### Task brief
Please set down the entries below once more, exactly.

### Data supplied
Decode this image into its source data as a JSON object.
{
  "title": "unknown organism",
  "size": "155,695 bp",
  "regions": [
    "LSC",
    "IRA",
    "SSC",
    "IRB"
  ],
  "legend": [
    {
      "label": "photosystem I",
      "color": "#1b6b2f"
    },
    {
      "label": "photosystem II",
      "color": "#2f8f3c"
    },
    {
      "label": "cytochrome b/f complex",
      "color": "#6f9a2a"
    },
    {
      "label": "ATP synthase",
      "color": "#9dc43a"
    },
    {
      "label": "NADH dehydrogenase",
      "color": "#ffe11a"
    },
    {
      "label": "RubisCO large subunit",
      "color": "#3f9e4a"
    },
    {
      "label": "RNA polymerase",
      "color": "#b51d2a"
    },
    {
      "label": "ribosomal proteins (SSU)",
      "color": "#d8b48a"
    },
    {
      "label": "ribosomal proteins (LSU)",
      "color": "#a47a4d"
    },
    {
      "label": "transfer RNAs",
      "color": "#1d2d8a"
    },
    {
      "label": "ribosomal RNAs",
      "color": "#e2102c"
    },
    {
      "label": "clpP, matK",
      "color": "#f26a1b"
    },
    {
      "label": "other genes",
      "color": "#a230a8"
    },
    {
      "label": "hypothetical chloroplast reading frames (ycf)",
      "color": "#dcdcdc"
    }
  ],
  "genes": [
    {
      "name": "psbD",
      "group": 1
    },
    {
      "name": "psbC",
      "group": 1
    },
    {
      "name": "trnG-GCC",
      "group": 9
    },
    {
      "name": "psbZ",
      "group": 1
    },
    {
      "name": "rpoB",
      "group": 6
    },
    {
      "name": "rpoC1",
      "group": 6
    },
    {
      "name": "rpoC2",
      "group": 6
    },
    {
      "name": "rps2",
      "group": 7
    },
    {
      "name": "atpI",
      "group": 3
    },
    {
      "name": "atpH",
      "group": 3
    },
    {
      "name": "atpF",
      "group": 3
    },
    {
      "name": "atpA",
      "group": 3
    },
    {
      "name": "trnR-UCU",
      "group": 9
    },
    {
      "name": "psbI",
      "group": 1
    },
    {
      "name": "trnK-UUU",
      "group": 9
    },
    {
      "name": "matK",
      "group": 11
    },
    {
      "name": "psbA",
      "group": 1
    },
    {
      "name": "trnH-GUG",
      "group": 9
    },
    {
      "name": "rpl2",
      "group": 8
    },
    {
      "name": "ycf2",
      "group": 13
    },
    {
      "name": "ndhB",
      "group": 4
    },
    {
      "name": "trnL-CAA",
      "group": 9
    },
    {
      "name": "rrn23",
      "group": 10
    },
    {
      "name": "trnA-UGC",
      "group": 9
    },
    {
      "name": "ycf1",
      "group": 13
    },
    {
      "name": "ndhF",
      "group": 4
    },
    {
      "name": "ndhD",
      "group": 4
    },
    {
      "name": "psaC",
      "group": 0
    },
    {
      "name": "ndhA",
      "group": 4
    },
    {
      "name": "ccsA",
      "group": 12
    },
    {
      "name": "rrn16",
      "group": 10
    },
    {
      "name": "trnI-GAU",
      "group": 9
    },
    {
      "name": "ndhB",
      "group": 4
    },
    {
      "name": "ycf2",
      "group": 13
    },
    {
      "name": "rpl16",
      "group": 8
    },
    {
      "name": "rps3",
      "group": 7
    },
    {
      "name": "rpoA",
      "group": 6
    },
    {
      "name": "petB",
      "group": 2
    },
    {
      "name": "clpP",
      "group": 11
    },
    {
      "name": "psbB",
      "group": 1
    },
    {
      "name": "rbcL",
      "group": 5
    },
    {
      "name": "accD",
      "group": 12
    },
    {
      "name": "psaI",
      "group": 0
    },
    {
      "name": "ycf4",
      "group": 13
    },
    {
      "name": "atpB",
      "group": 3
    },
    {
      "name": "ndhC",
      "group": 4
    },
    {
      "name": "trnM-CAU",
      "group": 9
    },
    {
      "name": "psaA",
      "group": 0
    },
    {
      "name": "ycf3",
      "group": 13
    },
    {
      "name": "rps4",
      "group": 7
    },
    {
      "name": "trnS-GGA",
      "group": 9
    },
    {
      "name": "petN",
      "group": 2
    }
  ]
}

### Answer to the exercise
Decode this image into its source data as a JSON object.
{
  "title": "unknown organism",
  "size": "155,695 bp",
  "regions": [
    "LSC",
    "IRA",
    "SSC",
    "IRB"
  ],
  "legend": [
    {
      "label": "photosystem I",
      "color": "#1b6b2f"
    },
    {
      "label": "photosystem II",
      "color": "#2f8f3c"
    },
    {
      "label": "cytochrome b/f complex",
      "color": "#6f9a2a"
    },
    {
      "label": "ATP synthase",
      "color": "#9dc43a"
    },
    {
      "label": "NADH dehydrogenase",
      "color": "#ffe11a"
    },
    {
      "label": "RubisCO large subunit",
      "color": "#3f9e4a"
    },
    {
      "label": "RNA polymerase",
      "color": "#b51d2a"
    },
    {
      "label": "ribosomal proteins (SSU)",
      "color": "#d8b48a"
    },
    {
      "label": "ribosomal proteins (LSU)",
      "color": "#a47a4d"
    },
    {
      "label": "transfer RNAs",
      "color": "#1d2d8a"
    },
    {
      "label": "ribosomal RNAs",
      "color": "#e2102c"
    },
    {
      "label": "clpP, matK",
      "color": "#f26a1b"
    },
    {
      "label": "other genes",
      "color": "#a230a8"
    },
    {
      "label": "hypothetical chloroplast reading frames (ycf)",
      "color": "#dcdcdc"
    }
  ],
  "genes": [
    {
      "name": "psbD",
      "group": 1
    },
    {
      "name": "psbC",
      "group": 1
    },
    {
      "name": "trnG-GCC",
      "group": 9
    },
    {
      "name": "psbZ",
      "group": 1
    },
    {
      "name": "rpoB",
      "group": 6
    },
    {
      "name": "rpoC1",
      "group": 6
    },
    {
      "name": "rpoC2",
      "group": 6
    },
    {
      "name": "rps2",
      "group": 7
    },
    {
      "name": "atpI",
      "group": 3
    },
    {
      "name": "atpH",
      "group": 3
    },
    {
      "name": "atpF",
      "group": 3
    },
    {
      "name": "atpA",
      "group": 3
    },
    {
      "name": "trnR-UCU",
      "group": 9
    },
    {
      "name": "psbI",
      "group": 1
    },
    {
      "name": "trnK-UUU",
      "group": 9
    },
    {
      "name": "matK",
      "group": 11
    },
    {
      "name": "psbA",
      "group": 1
    },
    {
      "name": "trnH-GUG",
      "group": 9
    },
    {
      "name": "rpl2",
      "group": 8
    },
    {
      "name": "ycf2",
      "group": 13
    },
    {
      "name": "ndhB",
      "group": 4
    },
    {
      "name": "trnL-CAA",
      "group": 9
    },
    {
      "name": "rrn23",
      "group": 10
    },
    {
      "name": "trnA-UGC",
      "group": 9
    },
    {
      "name": "ycf1",
      "group": 13
    },
    {
      "name": "ndhF",
      "group": 4
    },
    {
      "name": "ndhD",
      "group": 4
    },
    {
      "name": "psaC",
      "group": 0
    },
    {
      "name": "ndhA",
      "group": 4
    },
    {
      "name": "ccsA",
      "group": 12
    },
    {
      "name": "rrn16",
      "group": 10
    },
    {
      "name": "trnI-GAU",
      "group": 9
    },
    {
      "name": "ndhB",
      "group": 4
    },
    {
      "name": "ycf2",
      "group": 13
    },
    {
      "name": "rpl16",
      "group": 8
    },
    {
      "name": "rps3",
      "group": 7
    },
    {
      "name": "rpoA",
      "group": 6
    },
    {
      "name": "petB",
      "group": 2
    },
    {
      "name": "clpP",
      "group": 11
    },
    {
      "name": "psbB",
      "group": 1
    },
    {
      "name": "rbcL",
      "group": 5
    },
    {
      "name": "accD",
      "group": 12
    },
    {
      "name": "psaI",
      "group": 0
    },
    {
      "name": "ycf4",
      "group": 13
    },
    {
      "name": "atpB",
      "group": 3
    },
    {
      "name": "ndhC",
      "group": 4
    },
    {
      "name": "trnM-CAU",
      "group": 9
    },
    {
      "name": "psaA",
      "group": 0
    },
    {
      "name": "ycf3",
      "group": 13
    },
    {
      "name": "rps4",
      "group": 7
    },
    {
      "name": "trnS-GGA",
      "group": 9
    },
    {
      "name": "petN",
      "group": 2
    }
  ]
}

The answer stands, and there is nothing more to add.